Entries from a dataset:
******

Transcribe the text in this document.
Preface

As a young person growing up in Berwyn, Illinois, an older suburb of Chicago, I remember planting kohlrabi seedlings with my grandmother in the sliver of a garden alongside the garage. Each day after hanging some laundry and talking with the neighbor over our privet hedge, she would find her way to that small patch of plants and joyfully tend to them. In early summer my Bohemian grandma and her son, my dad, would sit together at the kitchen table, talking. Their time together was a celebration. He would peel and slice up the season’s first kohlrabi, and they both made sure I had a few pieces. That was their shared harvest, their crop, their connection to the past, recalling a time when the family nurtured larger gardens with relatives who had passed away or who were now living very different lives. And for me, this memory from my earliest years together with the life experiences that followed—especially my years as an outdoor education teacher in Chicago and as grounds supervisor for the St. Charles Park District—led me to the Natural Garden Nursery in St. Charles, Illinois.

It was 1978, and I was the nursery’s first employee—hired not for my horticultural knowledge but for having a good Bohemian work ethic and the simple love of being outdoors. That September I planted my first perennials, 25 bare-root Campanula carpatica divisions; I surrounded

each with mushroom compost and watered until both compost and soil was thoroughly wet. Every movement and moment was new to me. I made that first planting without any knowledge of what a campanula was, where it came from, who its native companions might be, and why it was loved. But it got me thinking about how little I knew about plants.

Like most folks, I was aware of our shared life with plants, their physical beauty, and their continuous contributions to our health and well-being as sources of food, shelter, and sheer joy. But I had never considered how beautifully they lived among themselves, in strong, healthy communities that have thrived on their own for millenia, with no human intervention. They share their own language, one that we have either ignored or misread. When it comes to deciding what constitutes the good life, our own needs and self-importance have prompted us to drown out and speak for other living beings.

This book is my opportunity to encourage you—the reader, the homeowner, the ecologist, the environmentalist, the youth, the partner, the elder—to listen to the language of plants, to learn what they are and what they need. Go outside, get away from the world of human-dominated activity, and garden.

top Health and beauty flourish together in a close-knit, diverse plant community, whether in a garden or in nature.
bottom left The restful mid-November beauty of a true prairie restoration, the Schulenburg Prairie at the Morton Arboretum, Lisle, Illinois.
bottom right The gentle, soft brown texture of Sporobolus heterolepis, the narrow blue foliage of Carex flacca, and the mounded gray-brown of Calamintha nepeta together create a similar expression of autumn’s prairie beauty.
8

******

### EXERCISE REQUIREMENTS
Search the preceding listing for "prairie" and extract every line where it is found.

### RESULT FOR THIS EXERCISE
bottom left The restful mid-November beauty of a true prairie restoration, the Schulenburg Prairie at the Morton Arboretum, Lisle, Illinois.
bottom right The gentle, soft brown texture of Sporobolus heterolepis, the narrow blue foliage of Carex flacca, and the mounded gray-brown of Calamintha nepeta together create a similar expression of autumn’s prairie beauty.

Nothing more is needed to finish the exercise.